Instructions to follow
Your answer should be only a number: how many lines include the word "which".
━━ Rows
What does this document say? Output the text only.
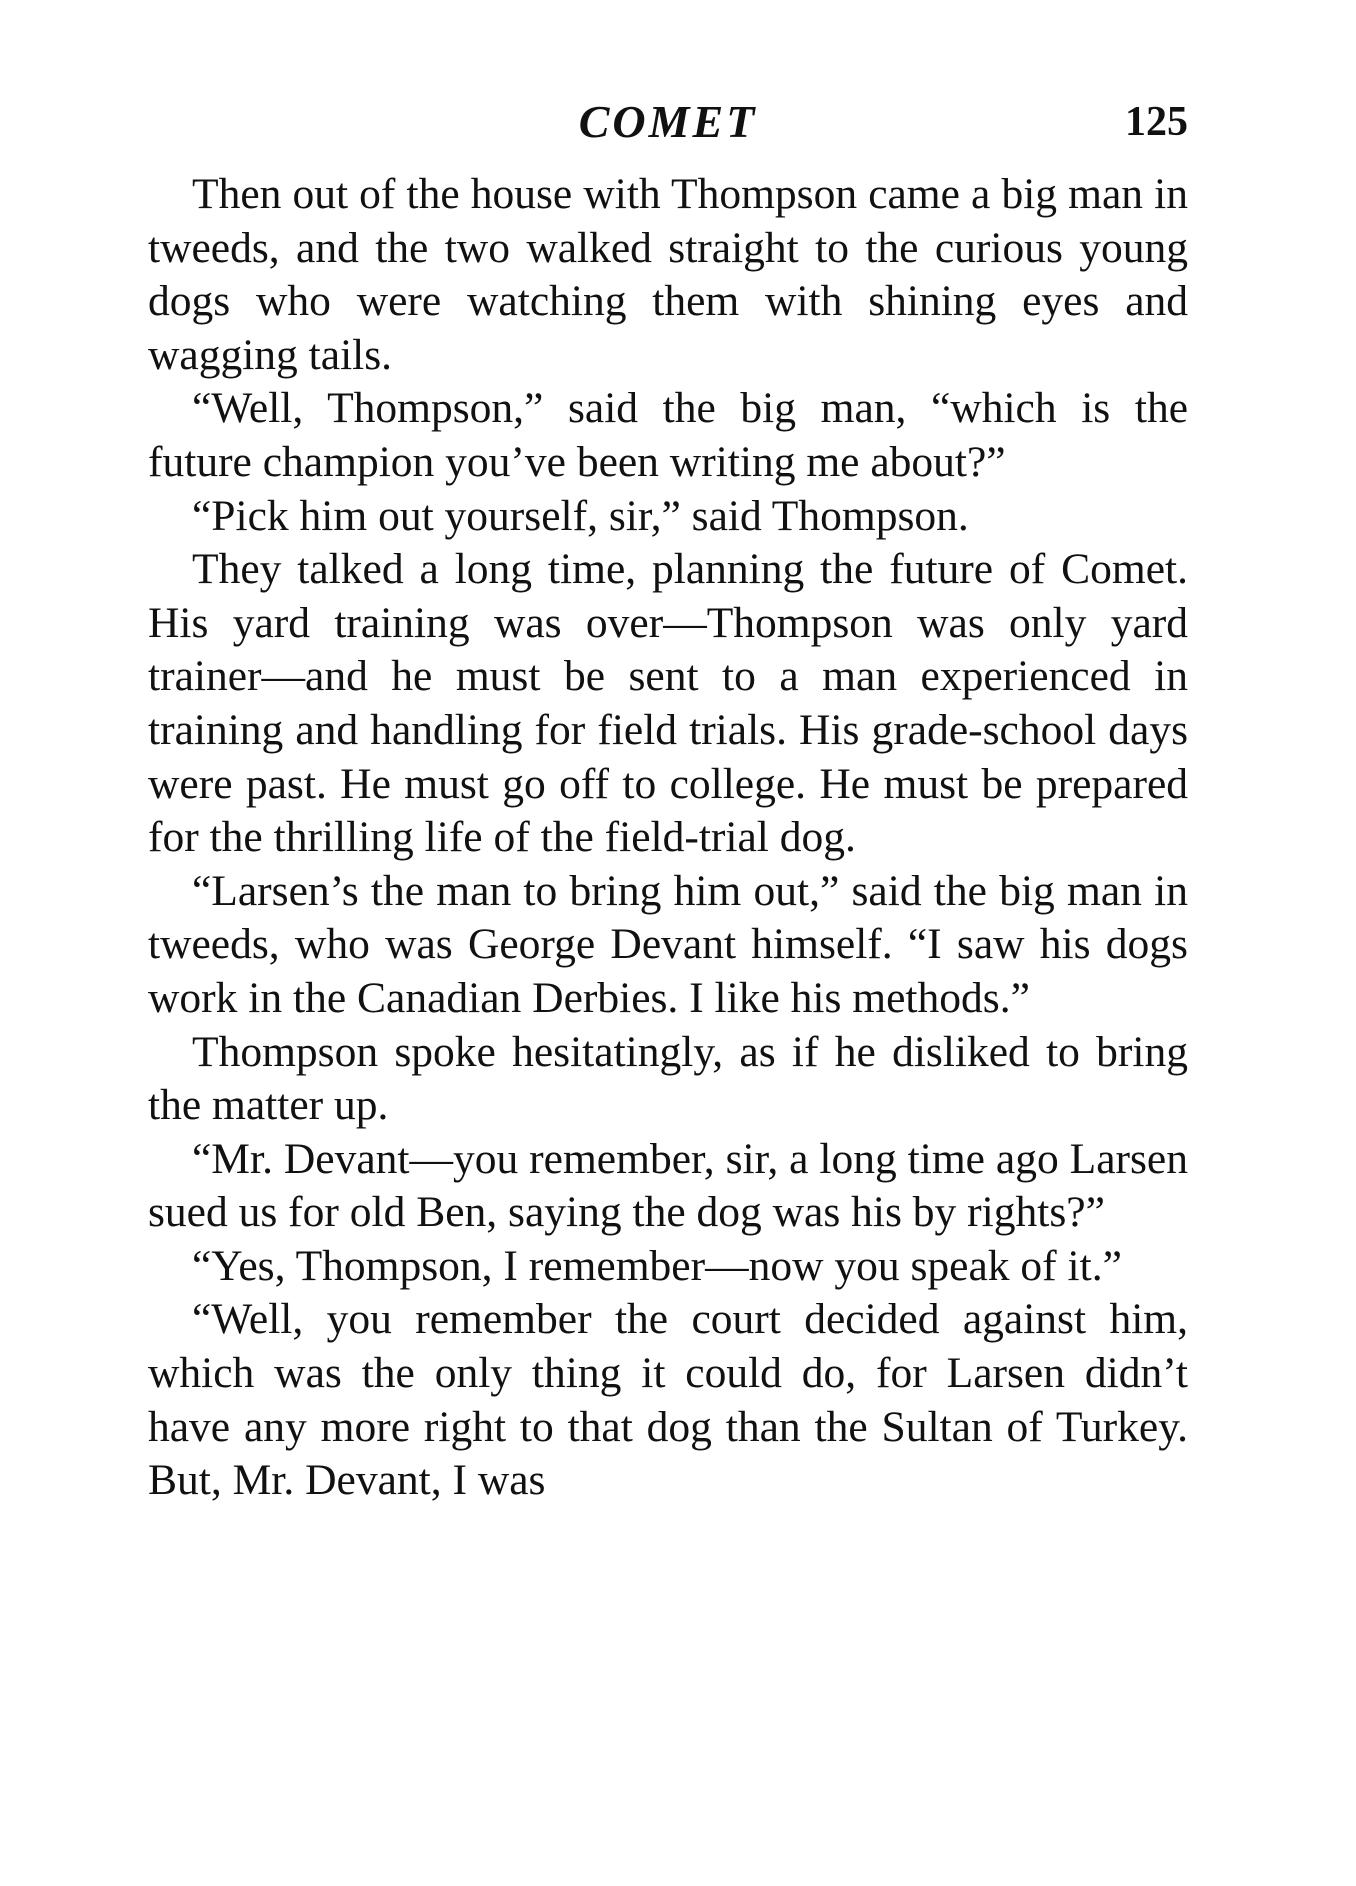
COMET	125

Then out of the house with Thompson came a big man in tweeds, and the two walked straight to the curious young dogs who were watching them with shining eyes and wagging tails.

“Well, Thompson,” said the big man, “which is the future champion you’ve been writing me about?”

“Pick him out yourself, sir,” said Thompson.

They talked a long time, planning the future of Comet. His yard training was over—Thompson was only yard trainer—and he must be sent to a man experienced in training and handling for field trials. His grade-school days were past. He must go off to college. He must be prepared for the thrilling life of the field-trial dog.

“Larsen’s the man to bring him out,” said the big man in tweeds, who was George Devant himself. “I saw his dogs work in the Canadian Derbies. I like his methods.”

Thompson spoke hesitatingly, as if he disliked to bring the matter up.

“Mr. Devant—you remember, sir, a long time ago Larsen sued us for old Ben, saying the dog was his by rights?”

“Yes, Thompson, I remember—now you speak of it.”

“Well, you remember the court decided against him, which was the only thing it could do, for Larsen didn’t have any more right to that dog than the Sultan of Turkey. But, Mr. Devant, I was
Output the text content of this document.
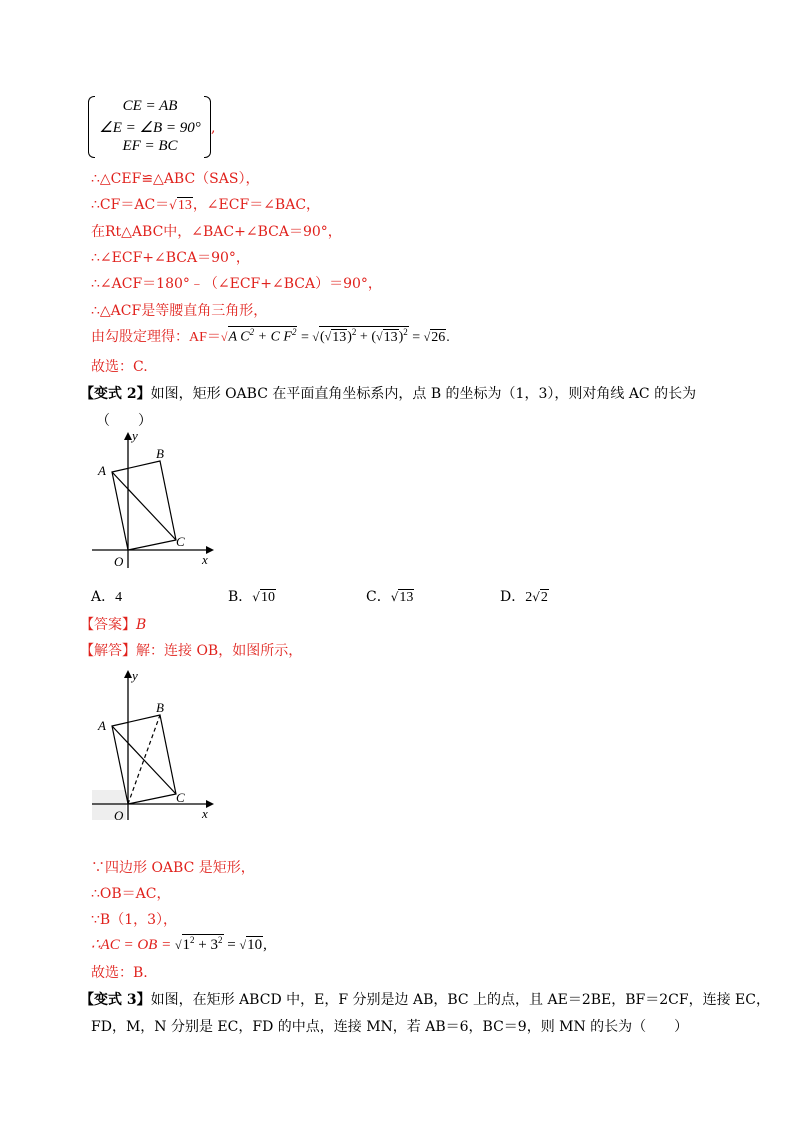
CE = AB
∠E = ∠B = 90°
EF = BC
,
∴△CEF≌△ABC（SAS），
∴CF＝AC＝√13，∠ECF＝∠BAC，
在Rt△ABC中，∠BAC+∠BCA＝90°，
∴∠ECF+∠BCA＝90°，
∴∠ACF＝180°﹣（∠ECF+∠BCA）＝90°，
∴△ACF是等腰直角三角形，
由勾股定理得：AF＝√A $C^2 + C$ $F^2 = √(√13)^2 + (√13)^2 = √26$.
故选：C.
【变式 2】如图，矩形 OABC 在平面直角坐标系内，点 B 的坐标为（1，3），则对角线 AC 的长为
（　　）
y
x
A
B
C
O
A．4	B．√10	C．√13	D．2√2
【答案】B
【解答】解：连接 OB，如图所示，
y
x
A
B
C
O
∵四边形 OABC 是矩形，
∴OB＝AC，
∵B（1，3），
∴AC = OB = $√1^2 + 3^2 = √10$,
故选：B.
【变式 3】如图，在矩形 ABCD 中，E，F 分别是边 AB，BC 上的点，且 AE＝2BE，BF＝2CF，连接 EC，
FD，M，N 分别是 EC，FD 的中点，连接 MN，若 AB＝6，BC＝9，则 MN 的长为（　　）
━━━━
Response
2